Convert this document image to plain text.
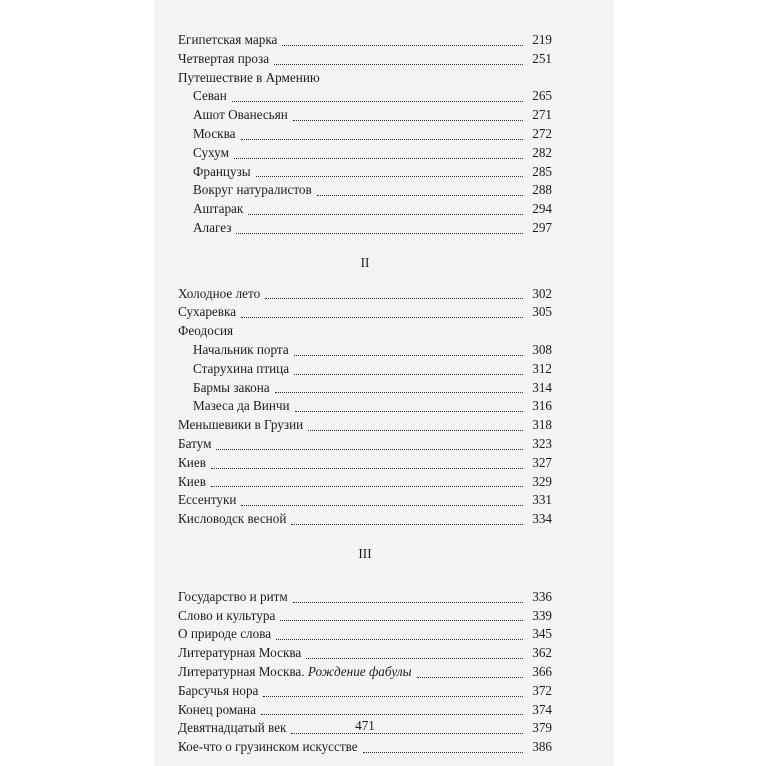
Египетская марка	219
Четвертая проза	251
Путешествие в Армению
Севан	265
Ашот Ованесьян	271
Москва	272
Сухум	282
Французы	285
Вокруг натуралистов	288
Аштарак	294
Алагез	297
II
Холодное лето	302
Сухаревка	305
Феодосия
Начальник порта	308
Старухина птица	312
Бармы закона	314
Мазеса да Винчи	316
Меньшевики в Грузии	318
Батум	323
Киев	327
Киев	329
Ессентуки	331
Кисловодск весной	334
III
Государство и ритм	336
Слово и культура	339
О природе слова	345
Литературная Москва	362
Литературная Москва. Рождение фабулы	366
Барсучья нора	372
Конец романа	374
Девятнадцатый век	379
Кое-что о грузинском искусстве	386
471
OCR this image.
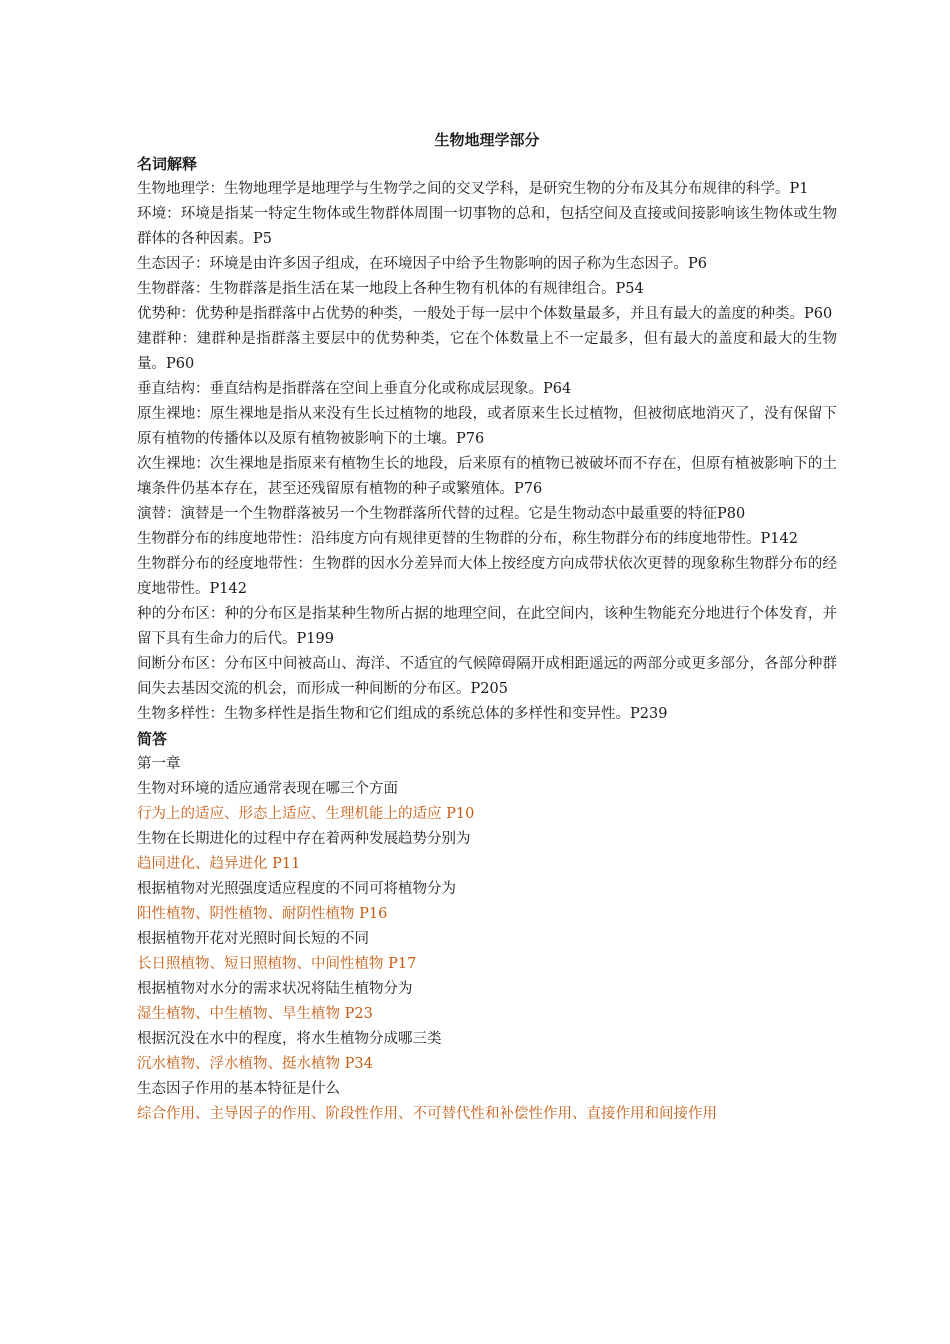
生物地理学部分

名词解释

生物地理学：生物地理学是地理学与生物学之间的交叉学科，是研究生物的分布及其分布规律的科学。P1

环境：环境是指某一特定生物体或生物群体周围一切事物的总和，包括空间及直接或间接影响该生物体或生物群体的各种因素。P5

生态因子：环境是由许多因子组成，在环境因子中给予生物影响的因子称为生态因子。P6

生物群落：生物群落是指生活在某一地段上各种生物有机体的有规律组合。P54

优势种：优势种是指群落中占优势的种类，一般处于每一层中个体数量最多，并且有最大的盖度的种类。P60

建群种：建群种是指群落主要层中的优势种类，它在个体数量上不一定最多，但有最大的盖度和最大的生物量。P60

垂直结构：垂直结构是指群落在空间上垂直分化或称成层现象。P64

原生裸地：原生裸地是指从来没有生长过植物的地段，或者原来生长过植物，但被彻底地消灭了，没有保留下原有植物的传播体以及原有植物被影响下的土壤。P76

次生裸地：次生裸地是指原来有植物生长的地段，后来原有的植物已被破坏而不存在，但原有植被影响下的土壤条件仍基本存在，甚至还残留原有植物的种子或繁殖体。P76

演替：演替是一个生物群落被另一个生物群落所代替的过程。它是生物动态中最重要的特征P80

生物群分布的纬度地带性：沿纬度方向有规律更替的生物群的分布，称生物群分布的纬度地带性。P142

生物群分布的经度地带性：生物群的因水分差异而大体上按经度方向成带状依次更替的现象称生物群分布的经度地带性。P142

种的分布区：种的分布区是指某种生物所占据的地理空间，在此空间内，该种生物能充分地进行个体发育，并留下具有生命力的后代。P199

间断分布区：分布区中间被高山、海洋、不适宜的气候障碍隔开成相距遥远的两部分或更多部分，各部分种群间失去基因交流的机会，而形成一种间断的分布区。P205

生物多样性：生物多样性是指生物和它们组成的系统总体的多样性和变异性。P239

简答

第一章

生物对环境的适应通常表现在哪三个方面

行为上的适应、形态上适应、生理机能上的适应 P10

生物在长期进化的过程中存在着两种发展趋势分别为

趋同进化、趋异进化 P11

根据植物对光照强度适应程度的不同可将植物分为

阳性植物、阴性植物、耐阴性植物 P16

根据植物开花对光照时间长短的不同

长日照植物、短日照植物、中间性植物 P17

根据植物对水分的需求状况将陆生植物分为

湿生植物、中生植物、旱生植物 P23

根据沉没在水中的程度，将水生植物分成哪三类

沉水植物、浮水植物、挺水植物 P34

生态因子作用的基本特征是什么

综合作用、主导因子的作用、阶段性作用、不可替代性和补偿性作用、直接作用和间接作用
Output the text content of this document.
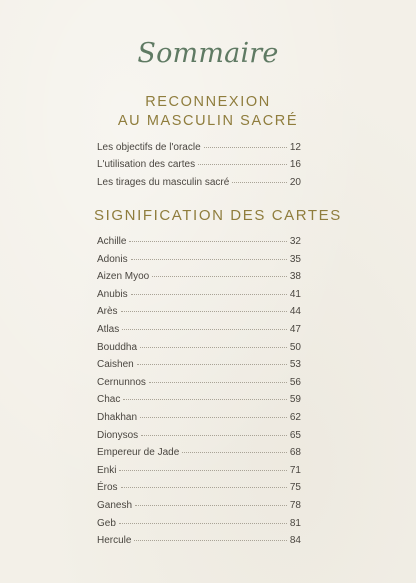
Sommaire
RECONNEXION
AU MASCULIN SACRÉ
Les objectifs de l'oracle	12
L'utilisation des cartes	16
Les tirages du masculin sacré	20
SIGNIFICATION DES CARTES
Achille	32
Adonis	35
Aizen Myoo	38
Anubis	41
Arès	44
Atlas	47
Bouddha	50
Caishen	53
Cernunnos	56
Chac	59
Dhakhan	62
Dionysos	65
Empereur de Jade	68
Enki	71
Éros	75
Ganesh	78
Geb	81
Hercule	84
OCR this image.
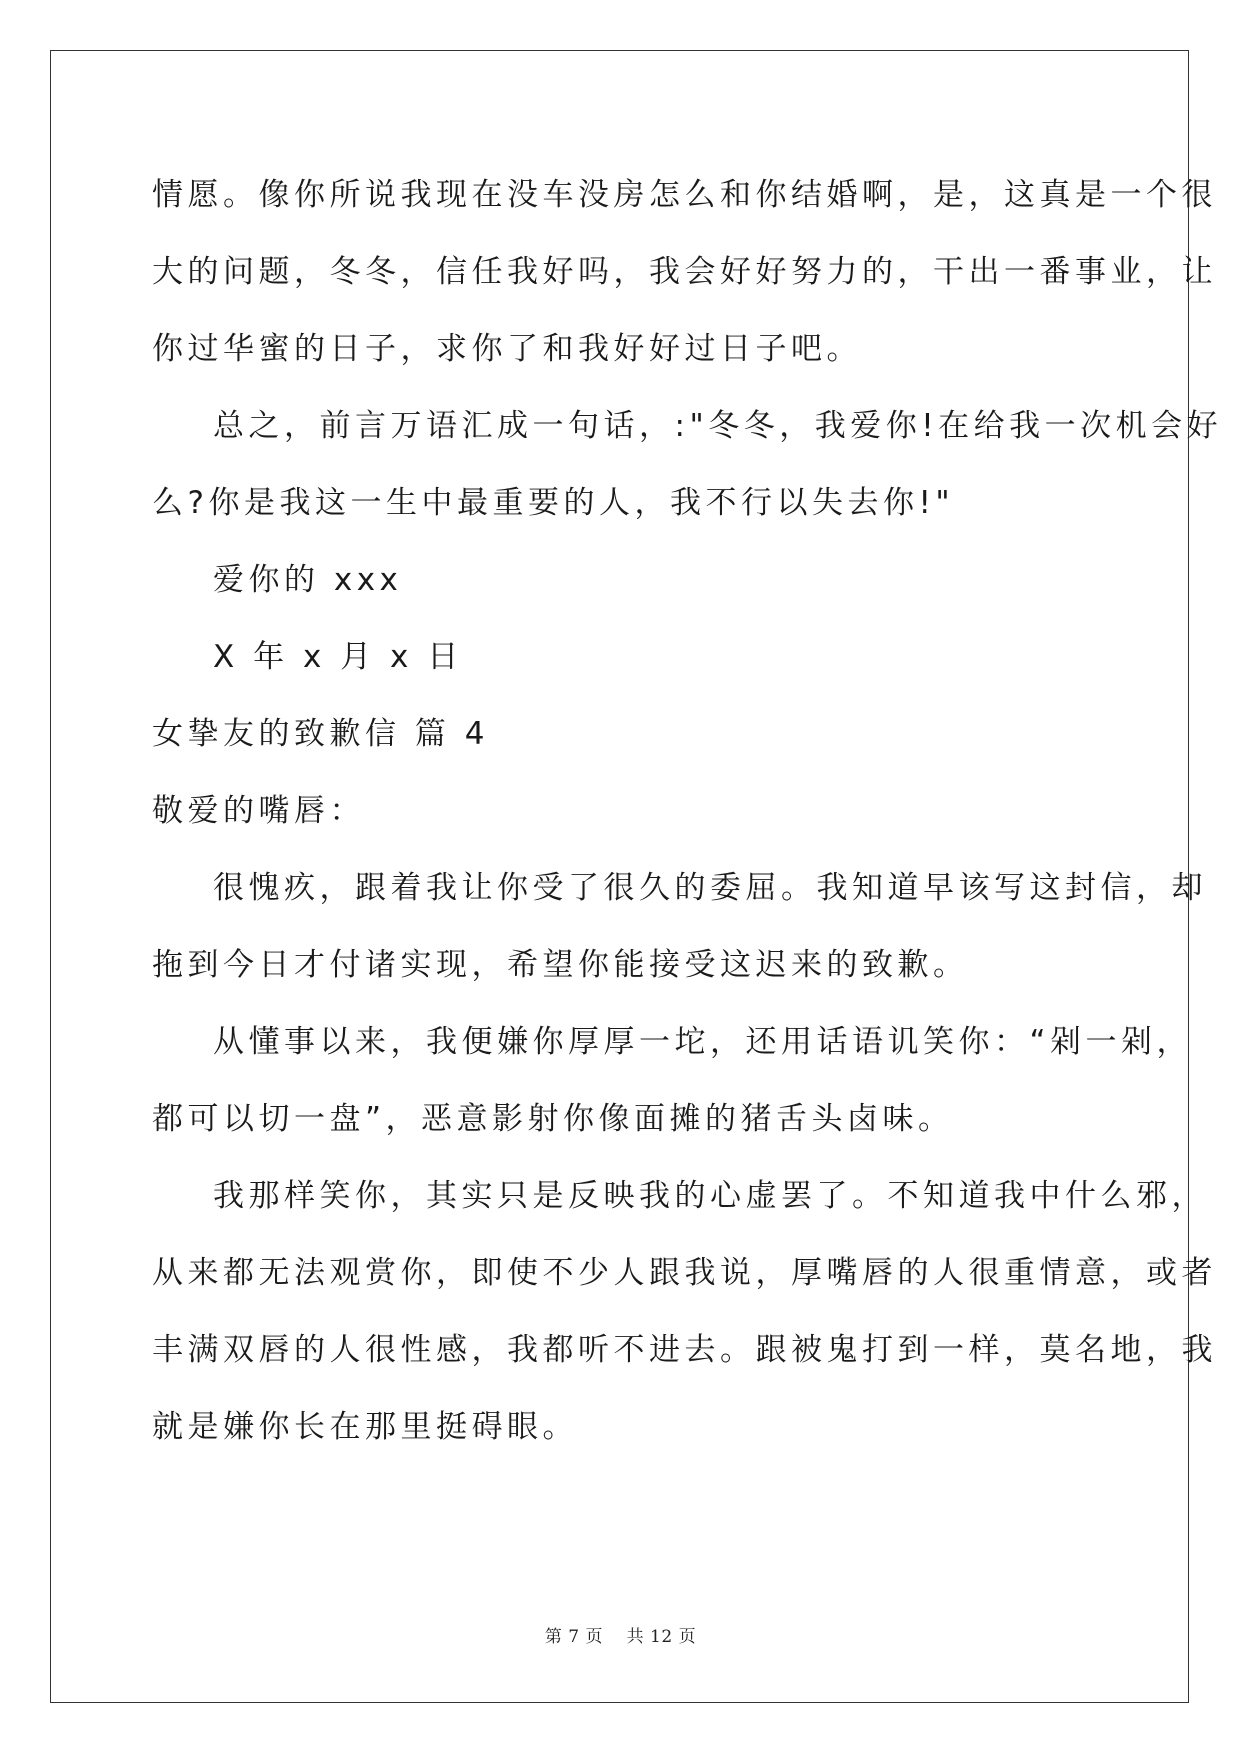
情愿。像你所说我现在没车没房怎么和你结婚啊，是，这真是一个很
大的问题，冬冬，信任我好吗，我会好好努力的，干出一番事业，让
你过华蜜的日子，求你了和我好好过日子吧。
总之，前言万语汇成一句话，:"冬冬，我爱你!在给我一次机会好
么?你是我这一生中最重要的人，我不行以失去你!"
爱你的 xxx
X 年 x 月 x 日
女挚友的致歉信 篇 4
敬爱的嘴唇：
很愧疚，跟着我让你受了很久的委屈。我知道早该写这封信，却
拖到今日才付诸实现，希望你能接受这迟来的致歉。
从懂事以来，我便嫌你厚厚一坨，还用话语讥笑你：“剁一剁，
都可以切一盘”，恶意影射你像面摊的猪舌头卤味。
我那样笑你，其实只是反映我的心虚罢了。不知道我中什么邪，
从来都无法观赏你，即使不少人跟我说，厚嘴唇的人很重情意，或者
丰满双唇的人很性感，我都听不进去。跟被鬼打到一样，莫名地，我
就是嫌你长在那里挺碍眼。
第 7 页 共 12 页
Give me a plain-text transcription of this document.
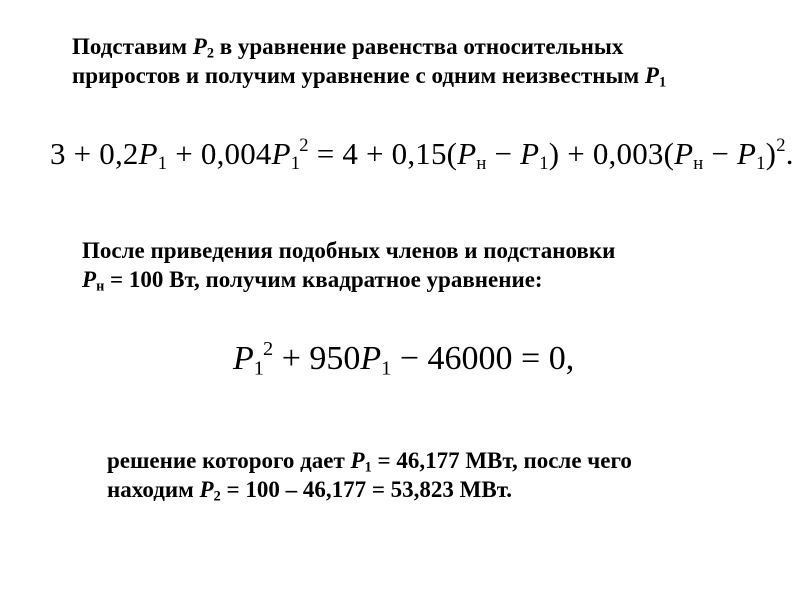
Подставим $P_2$ в уравнение равенства относительных приростов и получим уравнение с одним неизвестным $P_1$
$3 + 0,2P_1 + 0,004P_1^2 = 4 + 0,15(P_н - P_1) + 0,003(P_н - P_1)^2$.
После приведения подобных членов и подстановки
$P_н = 100$ Вт, получим квадратное уравнение:
$P_1^2 + 950P_1 - 46000 = 0$,
решение которого дает $P_1 = 46,177$ МВт, после чего
находим $P_2 = 100 - 46,177 = 53,823$ МВт.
^^^^
* Directions:
Gather and return every line that holds the string "plain".

* Exercise response:
Convert this document image to plain text.
Give me a plain-text transcription of this document.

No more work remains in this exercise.